TASK TO COMPLETE: Among the lines listed below, count those that include the string "Mining", and state only the count.

Items from a figure collection:
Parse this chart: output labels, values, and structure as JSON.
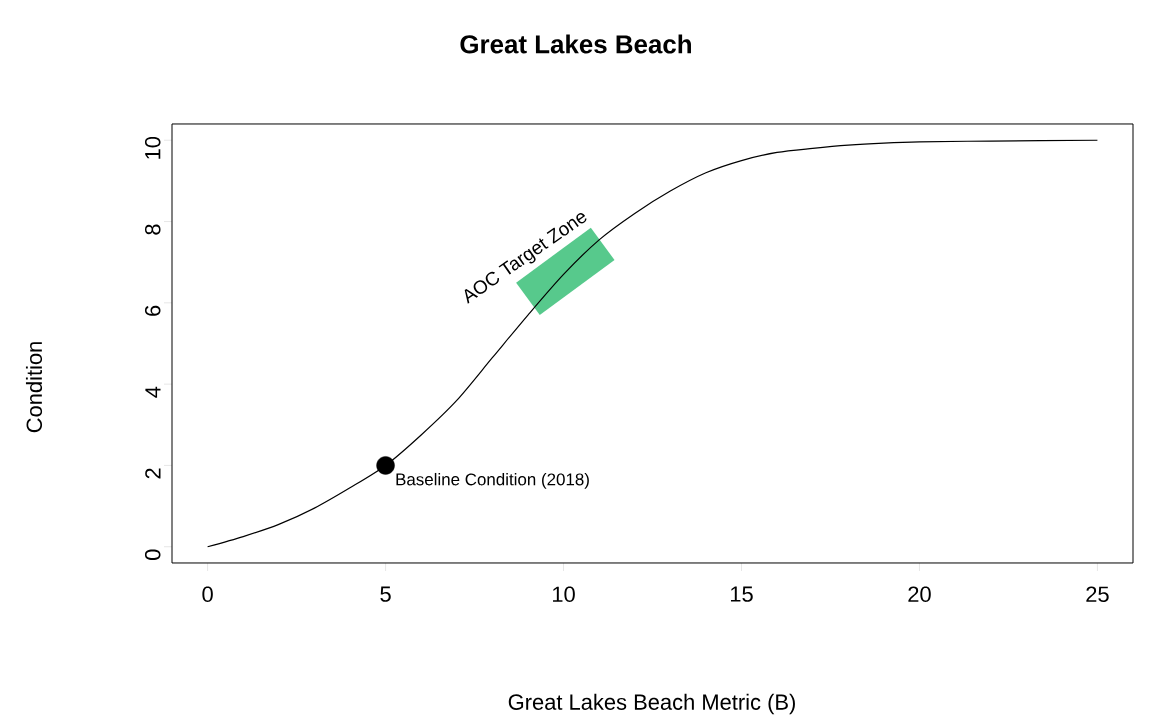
{
  "chart_data": {
    "type": "line",
    "title": "Great Lakes Beach",
    "xlabel": "Great Lakes Beach Metric (B)",
    "ylabel": "Condition",
    "xlim": [
      -1,
      26
    ],
    "ylim": [
      -0.4,
      10.4
    ],
    "xticks": [
      0,
      5,
      10,
      15,
      20,
      25
    ],
    "yticks": [
      0,
      2,
      4,
      6,
      8,
      10
    ],
    "grid": false,
    "series": [
      {
        "color": "#57c98c",
        "x": [
          9.0,
          11.1
        ],
        "values": [
          6.1,
          7.45
        ]
      },
      {
        "color": "#000000",
        "marker": "none",
        "x": [
          0,
          1,
          2,
          3,
          4,
          5,
          6,
          7,
          8,
          9,
          10,
          11,
          12,
          13,
          14,
          15,
          16,
          17,
          18,
          19,
          20,
          22,
          25
        ],
        "values": [
          0,
          0.25,
          0.55,
          0.95,
          1.45,
          2.0,
          2.75,
          3.6,
          4.65,
          5.7,
          6.7,
          7.55,
          8.2,
          8.75,
          9.2,
          9.5,
          9.7,
          9.8,
          9.88,
          9.93,
          9.96,
          9.98,
          10
        ]
      },
      {
        "type": "scatter",
        "color": "#000000",
        "marker": "circle",
        "x": [
          5
        ],
        "values": [
          2
        ]
      }
    ],
    "annotations": [
      {
        "text": "Baseline Condition (2018)",
        "x": 5,
        "y": 2
      },
      {
        "text": "AOC Target Zone",
        "x": 10,
        "y": 6.8
      }
    ]
  }
}
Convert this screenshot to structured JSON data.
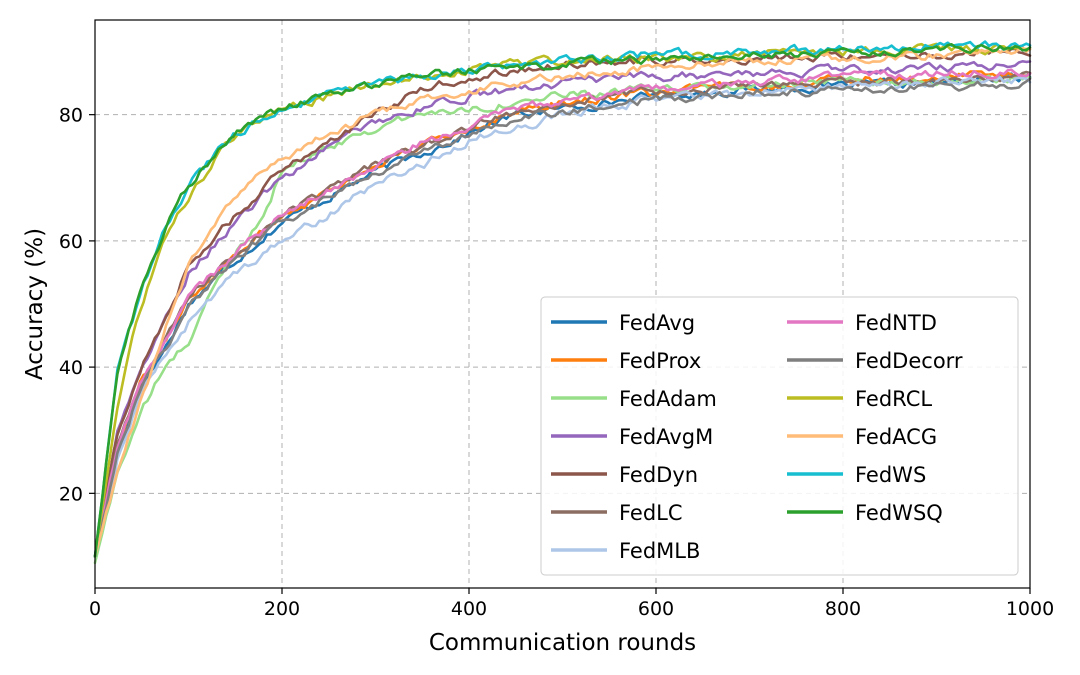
{
  "chart_data": {
    "type": "line",
    "title": "",
    "xlabel": "Communication rounds",
    "ylabel": "Accuracy (%)",
    "xlim": [
      0,
      1000
    ],
    "ylim": [
      5,
      95
    ],
    "xticks": [
      0,
      200,
      400,
      600,
      800,
      1000
    ],
    "yticks": [
      20,
      40,
      60,
      80
    ],
    "grid": true,
    "legend_position": "lower-right",
    "legend_columns": 2,
    "series": [
      {
        "name": "FedAvg",
        "color": "#1f77b4",
        "x": [
          0,
          25,
          50,
          75,
          100,
          150,
          200,
          250,
          300,
          350,
          400,
          450,
          500,
          600,
          700,
          800,
          900,
          1000
        ],
        "y": [
          10,
          27,
          37,
          43,
          50,
          57,
          63,
          67,
          71,
          74,
          77,
          80,
          81,
          83,
          84,
          84.5,
          85,
          86
        ]
      },
      {
        "name": "FedProx",
        "color": "#ff7f0e",
        "x": [
          0,
          25,
          50,
          75,
          100,
          150,
          200,
          250,
          300,
          350,
          400,
          450,
          500,
          600,
          700,
          800,
          900,
          1000
        ],
        "y": [
          10,
          28,
          38,
          44,
          51,
          58,
          64,
          68,
          72,
          75,
          78,
          80.5,
          82,
          83.5,
          84.5,
          85.5,
          86,
          86.5
        ]
      },
      {
        "name": "FedAdam",
        "color": "#98df8a",
        "x": [
          0,
          25,
          50,
          75,
          100,
          125,
          150,
          175,
          200,
          250,
          300,
          350,
          400,
          450,
          500,
          600,
          700,
          800,
          900,
          1000
        ],
        "y": [
          9,
          24,
          33,
          40,
          44,
          52,
          58,
          63,
          71,
          75,
          78,
          80,
          81,
          82,
          83,
          84,
          84.5,
          85,
          85.5,
          86
        ]
      },
      {
        "name": "FedAvgM",
        "color": "#9467bd",
        "x": [
          0,
          25,
          50,
          75,
          100,
          150,
          200,
          250,
          300,
          350,
          400,
          450,
          500,
          600,
          700,
          800,
          900,
          1000
        ],
        "y": [
          10,
          30,
          40,
          47,
          55,
          63,
          70,
          75,
          79,
          81,
          83,
          84,
          85,
          86,
          86.5,
          87,
          87.5,
          88
        ]
      },
      {
        "name": "FedDyn",
        "color": "#8c564b",
        "x": [
          0,
          25,
          50,
          75,
          100,
          150,
          200,
          250,
          300,
          350,
          400,
          450,
          500,
          600,
          700,
          800,
          900,
          1000
        ],
        "y": [
          10,
          30,
          40,
          48,
          56,
          64,
          71,
          76,
          80,
          84,
          86,
          87,
          88,
          88.5,
          89,
          89.5,
          89.5,
          90
        ]
      },
      {
        "name": "FedLC",
        "color": "#8c6d62",
        "x": [
          0,
          25,
          50,
          75,
          100,
          150,
          200,
          250,
          300,
          350,
          400,
          450,
          500,
          600,
          700,
          800,
          900,
          1000
        ],
        "y": [
          10,
          28,
          38,
          44,
          51,
          58,
          64,
          68,
          72,
          75,
          78,
          80.5,
          82,
          83.5,
          84.5,
          85,
          85.5,
          86
        ]
      },
      {
        "name": "FedMLB",
        "color": "#aec7e8",
        "x": [
          0,
          25,
          50,
          75,
          100,
          150,
          200,
          250,
          300,
          350,
          400,
          450,
          500,
          600,
          700,
          800,
          900,
          1000
        ],
        "y": [
          10,
          26,
          36,
          42,
          47,
          55,
          60,
          64,
          69,
          72,
          76,
          78,
          80,
          82.5,
          83.5,
          84.5,
          85,
          85.5
        ]
      },
      {
        "name": "FedNTD",
        "color": "#e377c2",
        "x": [
          0,
          25,
          50,
          75,
          100,
          150,
          200,
          250,
          300,
          350,
          400,
          450,
          500,
          600,
          700,
          800,
          900,
          1000
        ],
        "y": [
          10,
          28,
          38,
          44,
          51,
          58,
          64,
          68,
          72,
          75.5,
          78,
          81,
          82,
          84,
          85,
          86,
          86.5,
          87
        ]
      },
      {
        "name": "FedDecorr",
        "color": "#7f7f7f",
        "x": [
          0,
          25,
          50,
          75,
          100,
          150,
          200,
          250,
          300,
          350,
          400,
          450,
          500,
          600,
          700,
          800,
          900,
          1000
        ],
        "y": [
          10,
          27,
          37,
          43,
          50,
          57,
          63,
          67,
          71,
          74,
          77,
          79,
          80.5,
          82.5,
          83.5,
          84,
          84.5,
          85
        ]
      },
      {
        "name": "FedRCL",
        "color": "#bcbd22",
        "x": [
          0,
          25,
          50,
          75,
          100,
          150,
          200,
          250,
          300,
          350,
          400,
          450,
          500,
          600,
          700,
          800,
          900,
          1000
        ],
        "y": [
          10,
          35,
          50,
          60,
          67,
          77,
          81,
          83,
          85,
          86,
          87,
          88,
          88.5,
          89,
          89.5,
          90,
          90.5,
          90.5
        ]
      },
      {
        "name": "FedACG",
        "color": "#ffbb78",
        "x": [
          0,
          25,
          50,
          75,
          100,
          150,
          200,
          250,
          300,
          350,
          400,
          450,
          500,
          600,
          700,
          800,
          900,
          1000
        ],
        "y": [
          10,
          24,
          35,
          46,
          56,
          67,
          73,
          77,
          80,
          82,
          84,
          85,
          86,
          87.5,
          88.5,
          89,
          89.5,
          90
        ]
      },
      {
        "name": "FedWS",
        "color": "#17becf",
        "x": [
          0,
          25,
          50,
          75,
          100,
          150,
          200,
          250,
          300,
          350,
          400,
          450,
          500,
          600,
          700,
          800,
          900,
          1000
        ],
        "y": [
          10,
          40,
          52,
          62,
          69,
          77,
          81,
          83,
          85,
          86,
          87,
          88,
          88.5,
          89.5,
          90,
          90.5,
          91,
          91
        ]
      },
      {
        "name": "FedWSQ",
        "color": "#2ca02c",
        "x": [
          0,
          25,
          50,
          75,
          100,
          150,
          200,
          250,
          300,
          350,
          400,
          450,
          500,
          600,
          700,
          800,
          900,
          1000
        ],
        "y": [
          10,
          40,
          53,
          62,
          69,
          77,
          81,
          83,
          85,
          86,
          87,
          87.5,
          88,
          89,
          89.5,
          90,
          90.5,
          90.5
        ]
      }
    ]
  }
}
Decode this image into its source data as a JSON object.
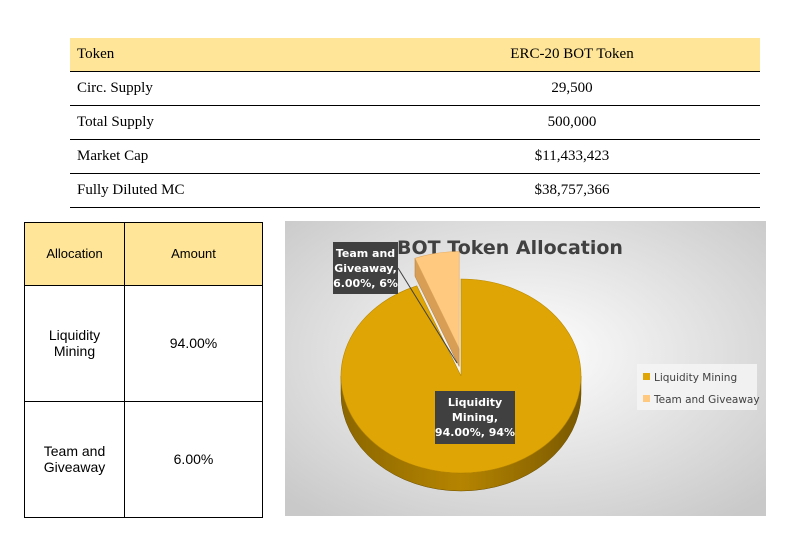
{
  "token_table": {
    "header": {
      "label": "Token",
      "value": "ERC-20 BOT Token"
    },
    "rows": [
      {
        "label": "Circ. Supply",
        "value": "29,500"
      },
      {
        "label": "Total Supply",
        "value": "500,000"
      },
      {
        "label": "Market Cap",
        "value": "$11,433,423"
      },
      {
        "label": "Fully Diluted MC",
        "value": "$38,757,366"
      }
    ]
  },
  "allocation_table": {
    "headers": [
      "Allocation",
      "Amount"
    ],
    "rows": [
      {
        "allocation": "Liquidity Mining",
        "amount": "94.00%"
      },
      {
        "allocation": "Team and Giveaway",
        "amount": "6.00%"
      }
    ]
  },
  "chart_data": {
    "type": "pie",
    "title": "BOT Token Allocation",
    "slices": [
      {
        "name": "Liquidity Mining",
        "value": 94,
        "color": "#dfa505",
        "label_lines": [
          "Liquidity",
          "Mining,",
          "94.00%, 94%"
        ]
      },
      {
        "name": "Team and Giveaway",
        "value": 6,
        "color": "#ffca80",
        "label_lines": [
          "Team and",
          "Giveaway,",
          "6.00%, 6%"
        ]
      }
    ],
    "legend": [
      "Liquidity Mining",
      "Team and Giveaway"
    ],
    "legend_position": "right",
    "style": "3d-exploded",
    "panel_background": "#e6e6e6"
  }
}
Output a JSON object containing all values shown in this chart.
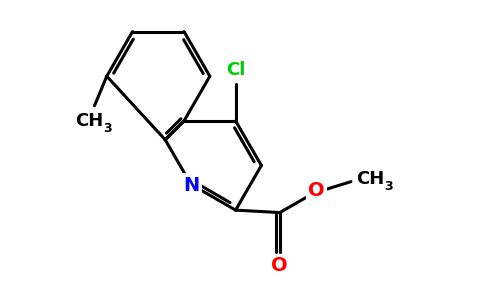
{
  "bg_color": "#ffffff",
  "bond_color": "#000000",
  "N_color": "#0000ff",
  "O_color": "#ff0000",
  "Cl_color": "#00cc00",
  "bond_width": 2.2,
  "figsize": [
    4.84,
    3.0
  ],
  "dpi": 100,
  "xlim": [
    0,
    9.68
  ],
  "ylim": [
    0,
    6.0
  ]
}
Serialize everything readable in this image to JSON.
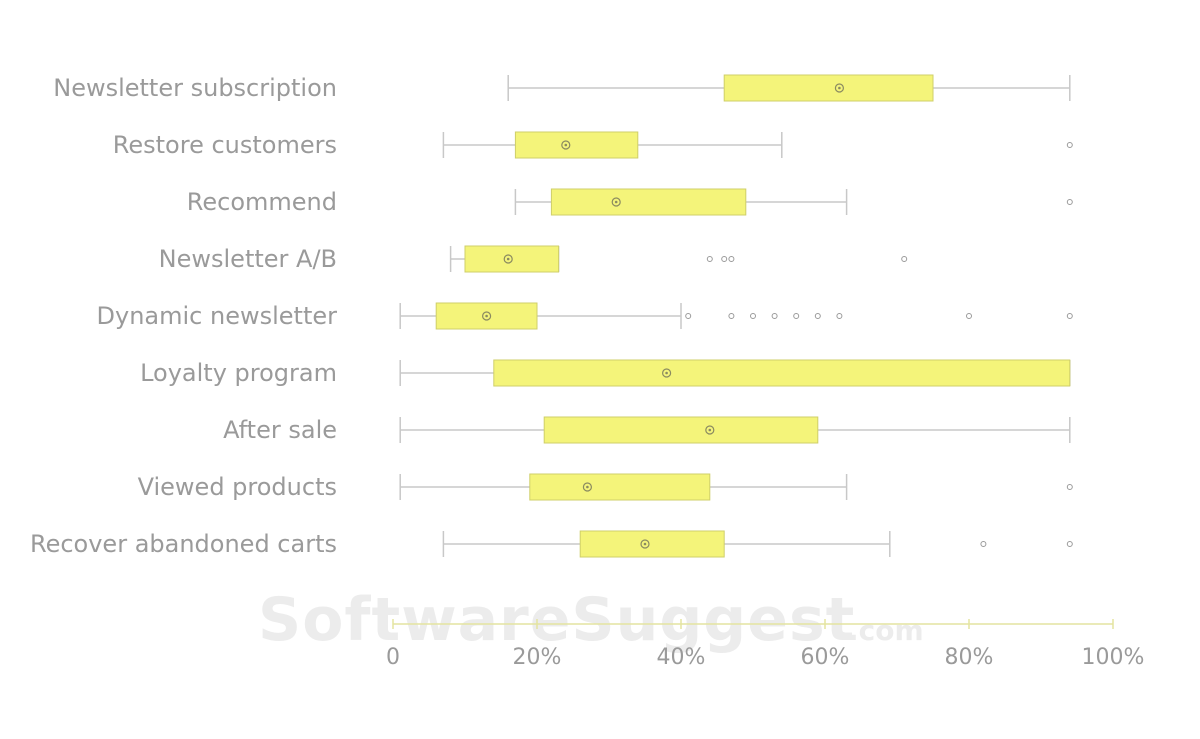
{
  "watermark": {
    "main": "SoftwareSuggest",
    "suffix": ".com"
  },
  "colors": {
    "box_fill": "#f4f47a",
    "box_stroke": "#cfcf6a",
    "whisker": "#c8c8c8",
    "label": "#9a9a9a",
    "axis": "#e4e4a0"
  },
  "chart_data": {
    "type": "boxplot",
    "title": "",
    "xlabel": "",
    "ylabel": "",
    "xlim": [
      0,
      100
    ],
    "x_ticks": [
      0,
      20,
      40,
      60,
      80,
      100
    ],
    "x_tick_labels": [
      "0",
      "20%",
      "40%",
      "60%",
      "80%",
      "100%"
    ],
    "categories": [
      "Newsletter subscription",
      "Restore customers",
      "Recommend",
      "Newsletter A/B",
      "Dynamic newsletter",
      "Loyalty program",
      "After sale",
      "Viewed products",
      "Recover abandoned carts"
    ],
    "boxes": [
      {
        "name": "Newsletter subscription",
        "whisker_low": 16,
        "q1": 46,
        "median": 46,
        "q3": 75,
        "whisker_high": 94,
        "mean": 62,
        "outliers": []
      },
      {
        "name": "Restore customers",
        "whisker_low": 7,
        "q1": 17,
        "median": 17,
        "q3": 34,
        "whisker_high": 54,
        "mean": 24,
        "outliers": [
          94
        ]
      },
      {
        "name": "Recommend",
        "whisker_low": 17,
        "q1": 22,
        "median": 22,
        "q3": 49,
        "whisker_high": 63,
        "mean": 31,
        "outliers": [
          94
        ]
      },
      {
        "name": "Newsletter A/B",
        "whisker_low": 8,
        "q1": 10,
        "median": 10,
        "q3": 23,
        "whisker_high": 23,
        "mean": 16,
        "outliers": [
          44,
          46,
          47,
          71
        ]
      },
      {
        "name": "Dynamic newsletter",
        "whisker_low": 1,
        "q1": 6,
        "median": 6,
        "q3": 20,
        "whisker_high": 40,
        "mean": 13,
        "outliers": [
          41,
          47,
          50,
          53,
          56,
          59,
          62,
          80,
          94
        ]
      },
      {
        "name": "Loyalty program",
        "whisker_low": 1,
        "q1": 14,
        "median": 14,
        "q3": 94,
        "whisker_high": 94,
        "mean": 38,
        "outliers": []
      },
      {
        "name": "After sale",
        "whisker_low": 1,
        "q1": 21,
        "median": 21,
        "q3": 59,
        "whisker_high": 94,
        "mean": 44,
        "outliers": []
      },
      {
        "name": "Viewed products",
        "whisker_low": 1,
        "q1": 19,
        "median": 19,
        "q3": 44,
        "whisker_high": 63,
        "mean": 27,
        "outliers": [
          94
        ]
      },
      {
        "name": "Recover abandoned carts",
        "whisker_low": 7,
        "q1": 26,
        "median": 26,
        "q3": 46,
        "whisker_high": 69,
        "mean": 35,
        "outliers": [
          82,
          94
        ]
      }
    ]
  }
}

ANSWER TO THE PROBLEM: 4